Problem statement
Report every line in the listing below where the string "change" shows up.

Material supplied
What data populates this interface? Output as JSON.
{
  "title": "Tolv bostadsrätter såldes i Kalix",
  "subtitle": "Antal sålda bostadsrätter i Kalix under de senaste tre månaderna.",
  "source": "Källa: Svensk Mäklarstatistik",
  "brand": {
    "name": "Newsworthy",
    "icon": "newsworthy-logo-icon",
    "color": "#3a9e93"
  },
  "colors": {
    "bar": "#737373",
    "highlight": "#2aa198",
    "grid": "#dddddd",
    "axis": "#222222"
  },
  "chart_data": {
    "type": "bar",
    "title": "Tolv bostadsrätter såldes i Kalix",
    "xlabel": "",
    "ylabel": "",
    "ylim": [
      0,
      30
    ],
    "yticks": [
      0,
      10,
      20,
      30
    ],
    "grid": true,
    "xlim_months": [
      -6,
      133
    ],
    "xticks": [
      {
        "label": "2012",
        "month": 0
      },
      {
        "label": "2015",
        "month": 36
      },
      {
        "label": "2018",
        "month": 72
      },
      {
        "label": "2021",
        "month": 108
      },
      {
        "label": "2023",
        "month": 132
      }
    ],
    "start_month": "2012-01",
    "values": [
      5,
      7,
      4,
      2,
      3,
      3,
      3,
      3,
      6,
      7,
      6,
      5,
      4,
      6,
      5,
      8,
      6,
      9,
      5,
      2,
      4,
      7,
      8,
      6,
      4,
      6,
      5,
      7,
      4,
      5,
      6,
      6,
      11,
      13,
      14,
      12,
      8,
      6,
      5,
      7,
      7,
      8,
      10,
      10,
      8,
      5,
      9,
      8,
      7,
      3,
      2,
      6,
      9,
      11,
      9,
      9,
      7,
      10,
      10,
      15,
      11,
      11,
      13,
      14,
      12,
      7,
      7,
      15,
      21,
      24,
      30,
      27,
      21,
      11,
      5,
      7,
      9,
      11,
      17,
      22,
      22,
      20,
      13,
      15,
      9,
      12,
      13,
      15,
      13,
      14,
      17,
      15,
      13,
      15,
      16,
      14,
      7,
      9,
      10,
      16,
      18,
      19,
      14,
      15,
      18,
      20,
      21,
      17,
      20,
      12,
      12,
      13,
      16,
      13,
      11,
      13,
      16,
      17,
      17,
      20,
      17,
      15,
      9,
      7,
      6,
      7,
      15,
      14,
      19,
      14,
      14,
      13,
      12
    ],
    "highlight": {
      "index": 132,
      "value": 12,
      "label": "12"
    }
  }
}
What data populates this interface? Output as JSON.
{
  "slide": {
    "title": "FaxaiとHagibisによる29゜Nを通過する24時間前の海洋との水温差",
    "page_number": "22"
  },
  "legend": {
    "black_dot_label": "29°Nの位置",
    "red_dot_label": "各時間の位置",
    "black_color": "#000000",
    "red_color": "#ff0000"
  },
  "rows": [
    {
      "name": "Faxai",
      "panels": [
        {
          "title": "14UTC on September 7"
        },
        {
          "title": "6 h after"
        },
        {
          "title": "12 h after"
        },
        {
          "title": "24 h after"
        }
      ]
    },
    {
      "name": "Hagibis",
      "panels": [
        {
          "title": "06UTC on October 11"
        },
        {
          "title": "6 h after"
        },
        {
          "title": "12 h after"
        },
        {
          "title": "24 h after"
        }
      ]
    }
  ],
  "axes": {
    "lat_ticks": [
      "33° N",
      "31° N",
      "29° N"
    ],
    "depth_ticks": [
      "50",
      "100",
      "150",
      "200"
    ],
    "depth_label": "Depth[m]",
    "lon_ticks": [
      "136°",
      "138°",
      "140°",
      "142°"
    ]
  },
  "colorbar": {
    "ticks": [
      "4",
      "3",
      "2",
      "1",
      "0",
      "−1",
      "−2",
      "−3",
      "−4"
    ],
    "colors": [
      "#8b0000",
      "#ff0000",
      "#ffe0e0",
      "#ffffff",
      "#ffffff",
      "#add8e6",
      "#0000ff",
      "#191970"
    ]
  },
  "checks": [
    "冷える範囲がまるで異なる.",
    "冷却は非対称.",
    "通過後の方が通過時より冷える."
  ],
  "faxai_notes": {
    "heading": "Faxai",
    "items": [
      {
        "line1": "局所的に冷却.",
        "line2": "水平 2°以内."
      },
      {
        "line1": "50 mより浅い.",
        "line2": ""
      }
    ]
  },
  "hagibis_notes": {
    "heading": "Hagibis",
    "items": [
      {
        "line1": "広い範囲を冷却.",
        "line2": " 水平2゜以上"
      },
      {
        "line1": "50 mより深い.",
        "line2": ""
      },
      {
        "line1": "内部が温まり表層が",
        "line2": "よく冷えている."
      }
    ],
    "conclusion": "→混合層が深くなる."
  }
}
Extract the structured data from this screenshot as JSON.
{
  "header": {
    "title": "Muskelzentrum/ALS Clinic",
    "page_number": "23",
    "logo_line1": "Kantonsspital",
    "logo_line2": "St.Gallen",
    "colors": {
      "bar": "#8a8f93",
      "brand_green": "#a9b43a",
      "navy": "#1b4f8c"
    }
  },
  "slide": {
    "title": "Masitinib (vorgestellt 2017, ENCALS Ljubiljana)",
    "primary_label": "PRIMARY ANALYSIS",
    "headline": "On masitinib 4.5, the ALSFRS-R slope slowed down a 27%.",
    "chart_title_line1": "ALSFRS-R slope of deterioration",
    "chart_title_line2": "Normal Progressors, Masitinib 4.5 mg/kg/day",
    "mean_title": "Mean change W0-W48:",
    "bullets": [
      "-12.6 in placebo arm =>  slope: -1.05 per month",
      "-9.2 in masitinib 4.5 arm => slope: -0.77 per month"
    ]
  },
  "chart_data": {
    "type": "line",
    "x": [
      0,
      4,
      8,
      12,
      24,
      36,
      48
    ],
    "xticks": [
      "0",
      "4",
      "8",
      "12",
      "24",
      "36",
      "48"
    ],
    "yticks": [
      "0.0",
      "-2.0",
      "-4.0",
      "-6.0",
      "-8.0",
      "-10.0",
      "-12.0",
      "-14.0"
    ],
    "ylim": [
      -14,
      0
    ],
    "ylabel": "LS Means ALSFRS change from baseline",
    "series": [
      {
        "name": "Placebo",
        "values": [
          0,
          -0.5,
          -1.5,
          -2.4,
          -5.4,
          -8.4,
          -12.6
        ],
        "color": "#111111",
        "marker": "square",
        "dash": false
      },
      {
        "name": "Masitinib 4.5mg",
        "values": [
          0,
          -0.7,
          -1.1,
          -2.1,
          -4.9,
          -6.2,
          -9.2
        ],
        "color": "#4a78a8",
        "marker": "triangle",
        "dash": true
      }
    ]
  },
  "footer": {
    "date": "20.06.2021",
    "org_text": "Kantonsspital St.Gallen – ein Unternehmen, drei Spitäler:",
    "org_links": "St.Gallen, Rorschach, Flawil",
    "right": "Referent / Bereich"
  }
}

Answer to the exercise
    "mean_title": "Mean change W0-W48:",
    "ylabel": "LS Means ALSFRS change from baseline",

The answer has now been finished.